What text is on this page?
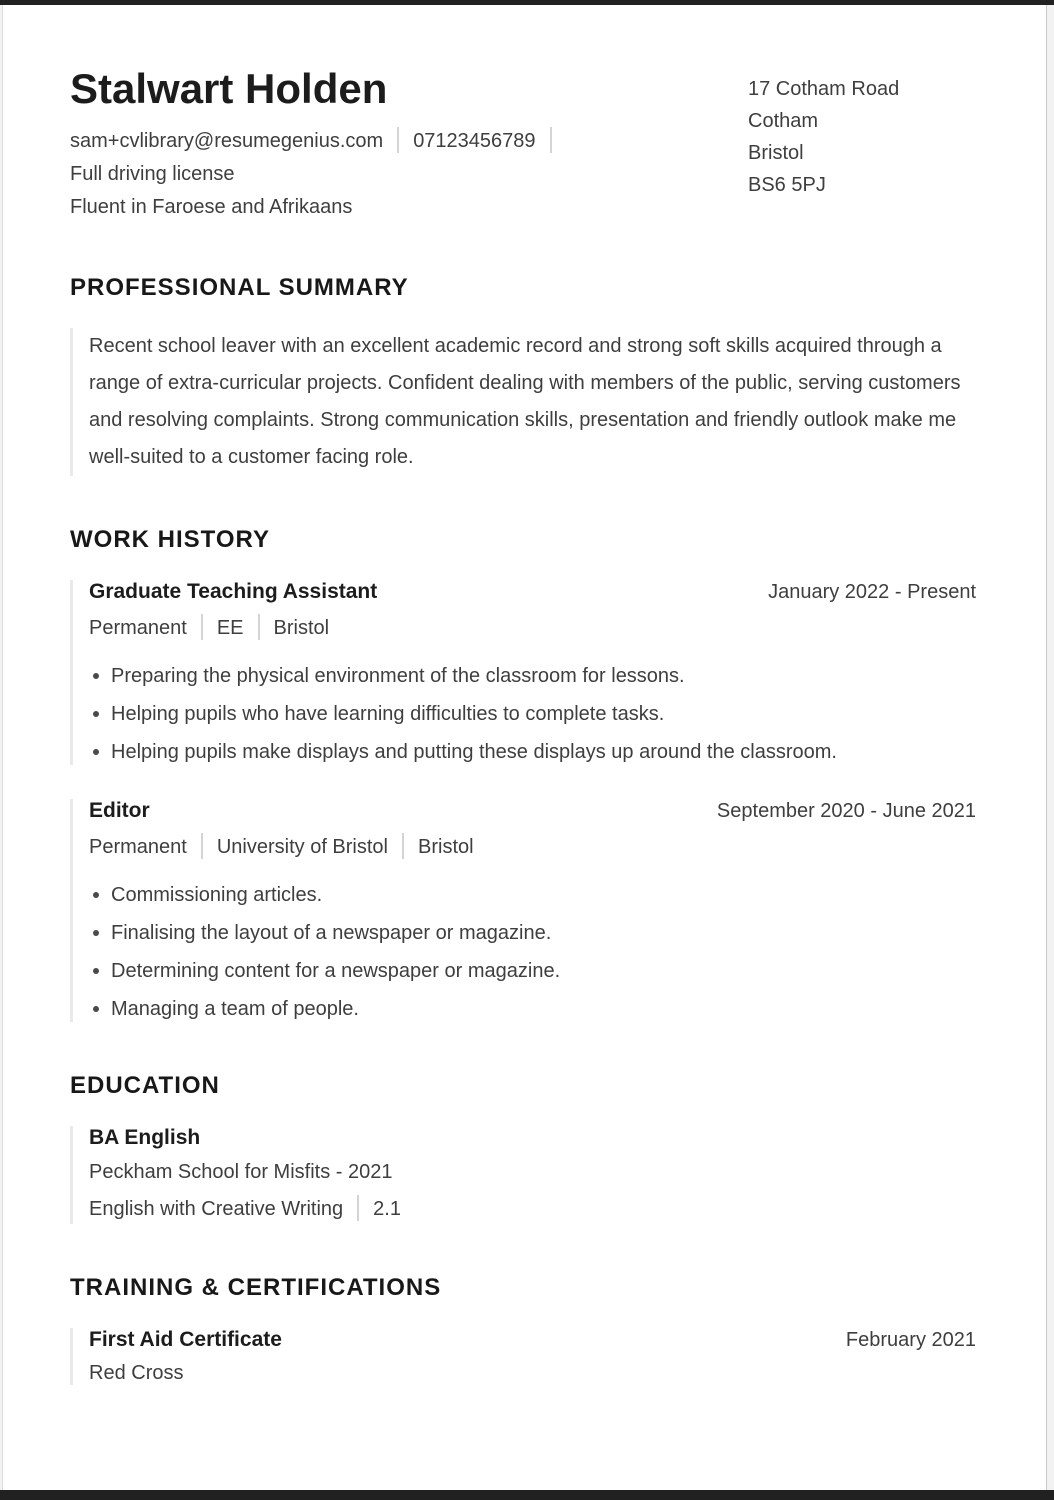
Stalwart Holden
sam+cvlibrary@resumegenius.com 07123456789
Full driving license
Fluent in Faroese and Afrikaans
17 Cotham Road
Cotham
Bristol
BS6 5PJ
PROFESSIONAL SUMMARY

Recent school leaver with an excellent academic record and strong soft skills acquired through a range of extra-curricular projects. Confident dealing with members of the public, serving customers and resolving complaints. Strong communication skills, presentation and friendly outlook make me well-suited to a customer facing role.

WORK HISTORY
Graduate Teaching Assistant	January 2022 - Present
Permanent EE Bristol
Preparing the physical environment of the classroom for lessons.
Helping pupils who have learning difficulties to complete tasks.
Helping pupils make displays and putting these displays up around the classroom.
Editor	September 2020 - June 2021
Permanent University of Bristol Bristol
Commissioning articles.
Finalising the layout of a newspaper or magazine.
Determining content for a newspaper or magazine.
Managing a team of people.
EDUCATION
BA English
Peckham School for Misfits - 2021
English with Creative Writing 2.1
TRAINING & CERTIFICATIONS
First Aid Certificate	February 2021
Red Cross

YOUR GOAL:
Review the preceding data and report every line that includes the string "make".

EXERCISE SOLUTION:
Recent school leaver with an excellent academic record and strong soft skills acquired through a range of extra-curricular projects. Confident dealing with members of the public, serving customers and resolving complaints. Strong communication skills, presentation and friendly outlook make me well-suited to a customer facing role.
Helping pupils make displays and putting these displays up around the classroom.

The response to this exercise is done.